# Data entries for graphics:
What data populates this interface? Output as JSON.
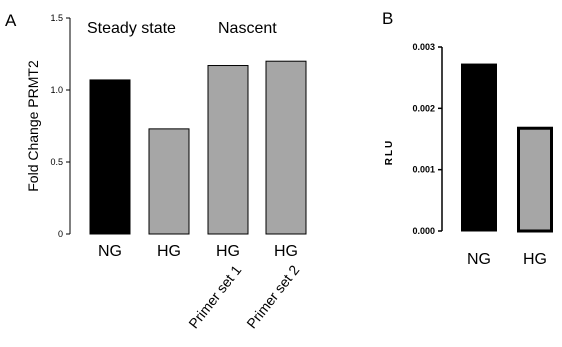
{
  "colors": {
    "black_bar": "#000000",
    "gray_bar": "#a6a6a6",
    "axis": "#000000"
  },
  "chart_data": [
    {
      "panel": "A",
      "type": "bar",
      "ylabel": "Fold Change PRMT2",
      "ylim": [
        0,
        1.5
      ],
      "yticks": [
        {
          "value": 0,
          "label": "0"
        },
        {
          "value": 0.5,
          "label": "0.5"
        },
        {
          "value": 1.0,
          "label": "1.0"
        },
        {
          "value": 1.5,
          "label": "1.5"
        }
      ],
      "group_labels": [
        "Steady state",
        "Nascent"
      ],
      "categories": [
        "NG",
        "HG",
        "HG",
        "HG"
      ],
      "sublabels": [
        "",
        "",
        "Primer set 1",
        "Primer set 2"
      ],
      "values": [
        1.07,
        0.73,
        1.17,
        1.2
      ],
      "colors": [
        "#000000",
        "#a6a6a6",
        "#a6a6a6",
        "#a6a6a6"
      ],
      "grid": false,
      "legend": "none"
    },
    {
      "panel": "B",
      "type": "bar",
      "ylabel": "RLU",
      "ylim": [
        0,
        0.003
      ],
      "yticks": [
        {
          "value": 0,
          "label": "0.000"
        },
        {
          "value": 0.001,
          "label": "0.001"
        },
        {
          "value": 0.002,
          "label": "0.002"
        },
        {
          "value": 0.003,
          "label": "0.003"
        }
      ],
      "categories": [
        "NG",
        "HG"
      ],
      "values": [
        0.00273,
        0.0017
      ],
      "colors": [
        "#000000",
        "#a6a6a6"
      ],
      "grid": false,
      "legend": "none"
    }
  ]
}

# The exercise:
Your copy should match the entries exactly, minus the pictures.

# Result below:
What data populates this interface? Output as JSON.
{
  "colors": {
    "black_bar": "#000000",
    "gray_bar": "#a6a6a6",
    "axis": "#000000"
  },
  "chart_data": [
    {
      "panel": "A",
      "type": "bar",
      "ylabel": "Fold Change PRMT2",
      "ylim": [
        0,
        1.5
      ],
      "yticks": [
        {
          "value": 0,
          "label": "0"
        },
        {
          "value": 0.5,
          "label": "0.5"
        },
        {
          "value": 1.0,
          "label": "1.0"
        },
        {
          "value": 1.5,
          "label": "1.5"
        }
      ],
      "group_labels": [
        "Steady state",
        "Nascent"
      ],
      "categories": [
        "NG",
        "HG",
        "HG",
        "HG"
      ],
      "sublabels": [
        "",
        "",
        "Primer set 1",
        "Primer set 2"
      ],
      "values": [
        1.07,
        0.73,
        1.17,
        1.2
      ],
      "colors": [
        "#000000",
        "#a6a6a6",
        "#a6a6a6",
        "#a6a6a6"
      ],
      "grid": false,
      "legend": "none"
    },
    {
      "panel": "B",
      "type": "bar",
      "ylabel": "RLU",
      "ylim": [
        0,
        0.003
      ],
      "yticks": [
        {
          "value": 0,
          "label": "0.000"
        },
        {
          "value": 0.001,
          "label": "0.001"
        },
        {
          "value": 0.002,
          "label": "0.002"
        },
        {
          "value": 0.003,
          "label": "0.003"
        }
      ],
      "categories": [
        "NG",
        "HG"
      ],
      "values": [
        0.00273,
        0.0017
      ],
      "colors": [
        "#000000",
        "#a6a6a6"
      ],
      "grid": false,
      "legend": "none"
    }
  ]
}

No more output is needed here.